(Dataset excerpt)

--------------------------------

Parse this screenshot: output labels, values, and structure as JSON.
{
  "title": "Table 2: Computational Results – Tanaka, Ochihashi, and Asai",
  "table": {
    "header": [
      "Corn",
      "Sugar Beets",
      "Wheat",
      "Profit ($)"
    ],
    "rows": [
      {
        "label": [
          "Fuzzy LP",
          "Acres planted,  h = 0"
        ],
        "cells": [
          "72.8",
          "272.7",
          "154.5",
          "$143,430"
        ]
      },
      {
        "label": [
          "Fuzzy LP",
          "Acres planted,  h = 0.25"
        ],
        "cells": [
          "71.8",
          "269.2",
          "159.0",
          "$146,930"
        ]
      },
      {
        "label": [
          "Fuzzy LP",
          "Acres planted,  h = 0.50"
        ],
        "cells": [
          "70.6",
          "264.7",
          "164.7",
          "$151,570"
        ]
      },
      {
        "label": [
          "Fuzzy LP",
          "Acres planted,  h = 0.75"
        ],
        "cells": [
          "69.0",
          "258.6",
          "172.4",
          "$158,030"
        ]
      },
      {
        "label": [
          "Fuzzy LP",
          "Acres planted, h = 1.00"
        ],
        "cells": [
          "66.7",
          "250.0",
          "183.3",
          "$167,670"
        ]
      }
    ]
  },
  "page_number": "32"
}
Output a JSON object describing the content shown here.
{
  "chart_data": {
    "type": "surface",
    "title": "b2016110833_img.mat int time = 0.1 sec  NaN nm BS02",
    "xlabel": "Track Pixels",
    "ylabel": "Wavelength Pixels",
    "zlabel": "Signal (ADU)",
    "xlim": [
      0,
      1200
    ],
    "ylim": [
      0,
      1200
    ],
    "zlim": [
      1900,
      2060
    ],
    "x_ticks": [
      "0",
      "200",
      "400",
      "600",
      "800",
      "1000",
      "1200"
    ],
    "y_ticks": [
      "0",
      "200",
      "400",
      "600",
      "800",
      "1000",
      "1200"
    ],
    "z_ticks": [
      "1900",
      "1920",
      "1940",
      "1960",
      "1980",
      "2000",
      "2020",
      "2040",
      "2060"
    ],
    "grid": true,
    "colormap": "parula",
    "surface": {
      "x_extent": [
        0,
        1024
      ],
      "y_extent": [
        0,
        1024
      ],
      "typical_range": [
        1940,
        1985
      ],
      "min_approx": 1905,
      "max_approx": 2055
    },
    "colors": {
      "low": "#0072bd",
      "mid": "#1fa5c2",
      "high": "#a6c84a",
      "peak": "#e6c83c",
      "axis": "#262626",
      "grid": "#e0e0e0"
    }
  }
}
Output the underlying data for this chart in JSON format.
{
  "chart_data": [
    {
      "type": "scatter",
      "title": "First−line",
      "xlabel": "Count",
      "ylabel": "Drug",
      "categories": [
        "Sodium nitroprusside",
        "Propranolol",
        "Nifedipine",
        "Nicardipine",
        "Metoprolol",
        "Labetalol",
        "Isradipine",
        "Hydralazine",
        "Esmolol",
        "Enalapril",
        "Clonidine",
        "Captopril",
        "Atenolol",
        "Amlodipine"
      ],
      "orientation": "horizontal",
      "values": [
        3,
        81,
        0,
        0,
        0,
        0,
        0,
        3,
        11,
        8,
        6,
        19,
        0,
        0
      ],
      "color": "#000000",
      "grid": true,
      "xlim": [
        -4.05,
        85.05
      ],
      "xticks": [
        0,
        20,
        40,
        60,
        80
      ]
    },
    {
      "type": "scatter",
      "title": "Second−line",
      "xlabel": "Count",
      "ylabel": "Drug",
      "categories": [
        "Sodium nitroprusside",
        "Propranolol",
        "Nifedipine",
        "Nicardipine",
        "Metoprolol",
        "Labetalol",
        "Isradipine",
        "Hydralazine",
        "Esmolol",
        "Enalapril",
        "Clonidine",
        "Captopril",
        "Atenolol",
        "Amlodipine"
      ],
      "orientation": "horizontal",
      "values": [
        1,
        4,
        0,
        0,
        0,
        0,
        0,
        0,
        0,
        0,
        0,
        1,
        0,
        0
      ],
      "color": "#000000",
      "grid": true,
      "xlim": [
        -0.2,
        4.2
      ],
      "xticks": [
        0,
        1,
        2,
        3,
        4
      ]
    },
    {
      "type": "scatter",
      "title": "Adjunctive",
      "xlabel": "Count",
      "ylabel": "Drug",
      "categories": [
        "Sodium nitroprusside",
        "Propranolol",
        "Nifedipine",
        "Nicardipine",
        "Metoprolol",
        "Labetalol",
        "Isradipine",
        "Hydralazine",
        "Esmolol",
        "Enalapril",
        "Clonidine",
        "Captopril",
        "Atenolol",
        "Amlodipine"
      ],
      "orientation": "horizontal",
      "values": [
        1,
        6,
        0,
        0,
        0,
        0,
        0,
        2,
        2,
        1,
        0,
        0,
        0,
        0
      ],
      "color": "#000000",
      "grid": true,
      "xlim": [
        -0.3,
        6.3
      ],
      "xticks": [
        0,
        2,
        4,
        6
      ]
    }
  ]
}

--------------------------------

— What is being asked —
Using the listing above, please repeat every entry exactly.

— Answer in full —
Parse this screenshot: output labels, values, and structure as JSON.
{
  "title": "Table 2: Computational Results – Tanaka, Ochihashi, and Asai",
  "table": {
    "header": [
      "Corn",
      "Sugar Beets",
      "Wheat",
      "Profit ($)"
    ],
    "rows": [
      {
        "label": [
          "Fuzzy LP",
          "Acres planted,  h = 0"
        ],
        "cells": [
          "72.8",
          "272.7",
          "154.5",
          "$143,430"
        ]
      },
      {
        "label": [
          "Fuzzy LP",
          "Acres planted,  h = 0.25"
        ],
        "cells": [
          "71.8",
          "269.2",
          "159.0",
          "$146,930"
        ]
      },
      {
        "label": [
          "Fuzzy LP",
          "Acres planted,  h = 0.50"
        ],
        "cells": [
          "70.6",
          "264.7",
          "164.7",
          "$151,570"
        ]
      },
      {
        "label": [
          "Fuzzy LP",
          "Acres planted,  h = 0.75"
        ],
        "cells": [
          "69.0",
          "258.6",
          "172.4",
          "$158,030"
        ]
      },
      {
        "label": [
          "Fuzzy LP",
          "Acres planted, h = 1.00"
        ],
        "cells": [
          "66.7",
          "250.0",
          "183.3",
          "$167,670"
        ]
      }
    ]
  },
  "page_number": "32"
}
Output a JSON object describing the content shown here.
{
  "chart_data": {
    "type": "surface",
    "title": "b2016110833_img.mat int time = 0.1 sec  NaN nm BS02",
    "xlabel": "Track Pixels",
    "ylabel": "Wavelength Pixels",
    "zlabel": "Signal (ADU)",
    "xlim": [
      0,
      1200
    ],
    "ylim": [
      0,
      1200
    ],
    "zlim": [
      1900,
      2060
    ],
    "x_ticks": [
      "0",
      "200",
      "400",
      "600",
      "800",
      "1000",
      "1200"
    ],
    "y_ticks": [
      "0",
      "200",
      "400",
      "600",
      "800",
      "1000",
      "1200"
    ],
    "z_ticks": [
      "1900",
      "1920",
      "1940",
      "1960",
      "1980",
      "2000",
      "2020",
      "2040",
      "2060"
    ],
    "grid": true,
    "colormap": "parula",
    "surface": {
      "x_extent": [
        0,
        1024
      ],
      "y_extent": [
        0,
        1024
      ],
      "typical_range": [
        1940,
        1985
      ],
      "min_approx": 1905,
      "max_approx": 2055
    },
    "colors": {
      "low": "#0072bd",
      "mid": "#1fa5c2",
      "high": "#a6c84a",
      "peak": "#e6c83c",
      "axis": "#262626",
      "grid": "#e0e0e0"
    }
  }
}
Output the underlying data for this chart in JSON format.
{
  "chart_data": [
    {
      "type": "scatter",
      "title": "First−line",
      "xlabel": "Count",
      "ylabel": "Drug",
      "categories": [
        "Sodium nitroprusside",
        "Propranolol",
        "Nifedipine",
        "Nicardipine",
        "Metoprolol",
        "Labetalol",
        "Isradipine",
        "Hydralazine",
        "Esmolol",
        "Enalapril",
        "Clonidine",
        "Captopril",
        "Atenolol",
        "Amlodipine"
      ],
      "orientation": "horizontal",
      "values": [
        3,
        81,
        0,
        0,
        0,
        0,
        0,
        3,
        11,
        8,
        6,
        19,
        0,
        0
      ],
      "color": "#000000",
      "grid": true,
      "xlim": [
        -4.05,
        85.05
      ],
      "xticks": [
        0,
        20,
        40,
        60,
        80
      ]
    },
    {
      "type": "scatter",
      "title": "Second−line",
      "xlabel": "Count",
      "ylabel": "Drug",
      "categories": [
        "Sodium nitroprusside",
        "Propranolol",
        "Nifedipine",
        "Nicardipine",
        "Metoprolol",
        "Labetalol",
        "Isradipine",
        "Hydralazine",
        "Esmolol",
        "Enalapril",
        "Clonidine",
        "Captopril",
        "Atenolol",
        "Amlodipine"
      ],
      "orientation": "horizontal",
      "values": [
        1,
        4,
        0,
        0,
        0,
        0,
        0,
        0,
        0,
        0,
        0,
        1,
        0,
        0
      ],
      "color": "#000000",
      "grid": true,
      "xlim": [
        -0.2,
        4.2
      ],
      "xticks": [
        0,
        1,
        2,
        3,
        4
      ]
    },
    {
      "type": "scatter",
      "title": "Adjunctive",
      "xlabel": "Count",
      "ylabel": "Drug",
      "categories": [
        "Sodium nitroprusside",
        "Propranolol",
        "Nifedipine",
        "Nicardipine",
        "Metoprolol",
        "Labetalol",
        "Isradipine",
        "Hydralazine",
        "Esmolol",
        "Enalapril",
        "Clonidine",
        "Captopril",
        "Atenolol",
        "Amlodipine"
      ],
      "orientation": "horizontal",
      "values": [
        1,
        6,
        0,
        0,
        0,
        0,
        0,
        2,
        2,
        1,
        0,
        0,
        0,
        0
      ],
      "color": "#000000",
      "grid": true,
      "xlim": [
        -0.3,
        6.3
      ],
      "xticks": [
        0,
        2,
        4,
        6
      ]
    }
  ]
}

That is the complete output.